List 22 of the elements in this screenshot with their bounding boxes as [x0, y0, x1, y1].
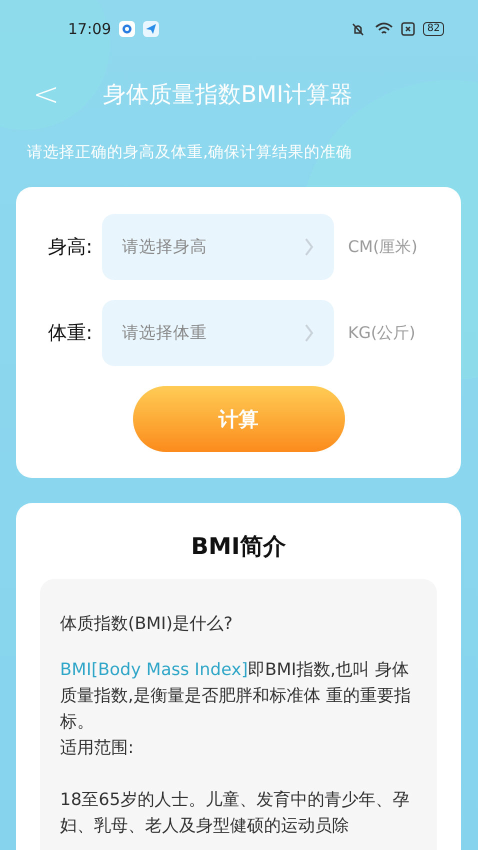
unit-label: KG(公斤): [348, 322, 416, 344]
page-title: 身体质量指数BMI计算器: [103, 80, 352, 110]
scope-label: 适用范围:: [60, 737, 135, 760]
scope-text: 18至65岁的人士。儿童、发育中的青少年、孕妇、乳母、老人及身型健硕的运动员除: [60, 789, 410, 838]
clock-time: 17:09: [68, 20, 112, 38]
select-field[interactable]: 请选择身高: [102, 214, 334, 280]
calculate-button[interactable]: 计算: [132, 386, 344, 452]
chevron-right-icon: [304, 323, 314, 343]
select-field[interactable]: 请选择体重: [102, 300, 334, 366]
section-title: BMI简介: [190, 533, 287, 562]
wifi-icon: [375, 22, 394, 36]
battery-icon: 82: [423, 22, 444, 36]
sim-icon: [401, 22, 416, 36]
paper-plane-icon: [143, 21, 160, 37]
question-text: 体质指数(BMI)是什么?: [60, 613, 234, 636]
hint-text: 请选择正确的身高及体重,确保计算结果的准确: [26, 142, 353, 163]
unit-label: CM(厘米): [348, 236, 418, 258]
chevron-right-icon: [304, 237, 314, 257]
app-icon: [119, 21, 136, 37]
field-label: 身高:: [48, 235, 94, 260]
definition-text: BMI[Body Mass Index]即BMI指数,也叫 身体质量指数,是衡量是否肥胖和标准体 重的重要指标。: [60, 659, 412, 734]
field-label: 体重:: [48, 321, 94, 346]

________________________________________

### [EXERCISE]
Copy every line of the listing above without changing anything, and leave out the picture.

### [ANSWER]
List 22 of the elements in this screenshot with their bounding boxes as [x0, y0, x1, y1].
unit-label: KG(公斤): [348, 322, 416, 344]
page-title: 身体质量指数BMI计算器: [103, 80, 352, 110]
scope-label: 适用范围:: [60, 737, 135, 760]
scope-text: 18至65岁的人士。儿童、发育中的青少年、孕妇、乳母、老人及身型健硕的运动员除: [60, 789, 410, 838]
clock-time: 17:09: [68, 20, 112, 38]
select-field[interactable]: 请选择身高: [102, 214, 334, 280]
calculate-button[interactable]: 计算: [132, 386, 344, 452]
chevron-right-icon: [304, 323, 314, 343]
select-field[interactable]: 请选择体重: [102, 300, 334, 366]
section-title: BMI简介: [190, 533, 287, 562]
wifi-icon: [375, 22, 394, 36]
battery-icon: 82: [423, 22, 444, 36]
sim-icon: [401, 22, 416, 36]
paper-plane-icon: [143, 21, 160, 37]
question-text: 体质指数(BMI)是什么?: [60, 613, 234, 636]
hint-text: 请选择正确的身高及体重,确保计算结果的准确: [26, 142, 353, 163]
unit-label: CM(厘米): [348, 236, 418, 258]
chevron-right-icon: [304, 237, 314, 257]
app-icon: [119, 21, 136, 37]
field-label: 身高:: [48, 235, 94, 260]
definition-text: BMI[Body Mass Index]即BMI指数,也叫 身体质量指数,是衡量是否肥胖和标准体 重的重要指标。: [60, 659, 412, 734]
field-label: 体重:: [48, 321, 94, 346]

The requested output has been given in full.